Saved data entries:

* * *

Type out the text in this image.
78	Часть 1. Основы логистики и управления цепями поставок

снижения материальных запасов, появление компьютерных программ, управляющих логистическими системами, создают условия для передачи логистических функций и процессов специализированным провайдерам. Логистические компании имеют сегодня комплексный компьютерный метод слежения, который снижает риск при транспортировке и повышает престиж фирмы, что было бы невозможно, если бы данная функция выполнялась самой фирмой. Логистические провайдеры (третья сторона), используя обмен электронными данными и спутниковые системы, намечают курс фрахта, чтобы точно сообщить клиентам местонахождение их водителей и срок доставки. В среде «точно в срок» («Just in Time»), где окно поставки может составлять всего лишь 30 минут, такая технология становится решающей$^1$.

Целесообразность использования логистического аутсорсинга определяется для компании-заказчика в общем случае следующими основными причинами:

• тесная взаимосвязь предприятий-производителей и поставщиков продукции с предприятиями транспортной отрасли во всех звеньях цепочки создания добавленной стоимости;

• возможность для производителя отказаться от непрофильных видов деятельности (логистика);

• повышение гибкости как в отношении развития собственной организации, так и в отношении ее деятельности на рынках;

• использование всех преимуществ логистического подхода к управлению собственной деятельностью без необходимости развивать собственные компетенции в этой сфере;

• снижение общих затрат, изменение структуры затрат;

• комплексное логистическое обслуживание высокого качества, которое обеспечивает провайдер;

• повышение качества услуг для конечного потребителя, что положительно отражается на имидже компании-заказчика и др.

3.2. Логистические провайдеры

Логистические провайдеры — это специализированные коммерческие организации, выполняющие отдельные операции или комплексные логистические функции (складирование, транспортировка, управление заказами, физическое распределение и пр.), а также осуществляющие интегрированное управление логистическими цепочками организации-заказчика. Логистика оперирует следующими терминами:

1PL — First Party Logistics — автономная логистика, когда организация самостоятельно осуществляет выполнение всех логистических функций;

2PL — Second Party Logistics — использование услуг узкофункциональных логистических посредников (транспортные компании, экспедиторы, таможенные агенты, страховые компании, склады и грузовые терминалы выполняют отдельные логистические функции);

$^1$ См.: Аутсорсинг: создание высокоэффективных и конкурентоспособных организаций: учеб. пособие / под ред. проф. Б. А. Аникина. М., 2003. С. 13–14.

* * *

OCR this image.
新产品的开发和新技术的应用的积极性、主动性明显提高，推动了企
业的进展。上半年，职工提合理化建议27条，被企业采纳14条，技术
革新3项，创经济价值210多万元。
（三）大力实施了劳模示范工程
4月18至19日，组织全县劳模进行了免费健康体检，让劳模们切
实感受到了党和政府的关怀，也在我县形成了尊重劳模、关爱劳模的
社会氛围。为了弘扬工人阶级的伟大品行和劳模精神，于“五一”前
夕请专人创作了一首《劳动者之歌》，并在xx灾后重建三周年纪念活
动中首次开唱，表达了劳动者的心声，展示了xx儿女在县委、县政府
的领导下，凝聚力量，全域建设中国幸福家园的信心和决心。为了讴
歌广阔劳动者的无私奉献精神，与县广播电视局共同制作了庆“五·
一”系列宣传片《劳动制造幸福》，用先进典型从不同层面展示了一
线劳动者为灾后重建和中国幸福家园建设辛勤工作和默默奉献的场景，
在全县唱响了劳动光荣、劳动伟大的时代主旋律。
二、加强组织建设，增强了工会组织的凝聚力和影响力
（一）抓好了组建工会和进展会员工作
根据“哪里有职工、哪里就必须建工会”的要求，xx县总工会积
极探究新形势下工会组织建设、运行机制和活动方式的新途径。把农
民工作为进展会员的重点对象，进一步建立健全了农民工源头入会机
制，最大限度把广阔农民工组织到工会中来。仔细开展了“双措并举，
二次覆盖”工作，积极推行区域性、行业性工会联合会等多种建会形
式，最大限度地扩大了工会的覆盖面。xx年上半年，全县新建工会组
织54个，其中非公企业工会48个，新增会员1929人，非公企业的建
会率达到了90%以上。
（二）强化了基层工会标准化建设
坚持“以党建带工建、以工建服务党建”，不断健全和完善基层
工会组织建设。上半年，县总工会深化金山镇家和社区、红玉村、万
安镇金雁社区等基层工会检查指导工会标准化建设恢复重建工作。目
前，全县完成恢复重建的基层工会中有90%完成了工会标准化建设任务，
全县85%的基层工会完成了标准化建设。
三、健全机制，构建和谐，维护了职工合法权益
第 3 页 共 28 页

* * *

> **Exercise objective**: Copy all the lines above that hold the string "компании".

> **Solution for this problem**:
снижения материальных запасов, появление компьютерных программ, управляющих логистическими системами, создают условия для передачи логистических функций и процессов специализированным провайдерам. Логистические компании имеют сегодня комплексный компьютерный метод слежения, который снижает риск при транспортировке и повышает престиж фирмы, что было бы невозможно, если бы данная функция выполнялась самой фирмой. Логистические провайдеры (третья сторона), используя обмен электронными данными и спутниковые системы, намечают курс фрахта, чтобы точно сообщить клиентам местонахождение их водителей и срок доставки. В среде «точно в срок» («Just in Time»), где окно поставки может составлять всего лишь 30 минут, такая технология становится решающей$^1$.
Целесообразность использования логистического аутсорсинга определяется для компании-заказчика в общем случае следующими основными причинами:
• повышение качества услуг для конечного потребителя, что положительно отражается на имидже компании-заказчика и др.
2PL — Second Party Logistics — использование услуг узкофункциональных логистических посредников (транспортные компании, экспедиторы, таможенные агенты, страховые компании, склады и грузовые терминалы выполняют отдельные логистические функции);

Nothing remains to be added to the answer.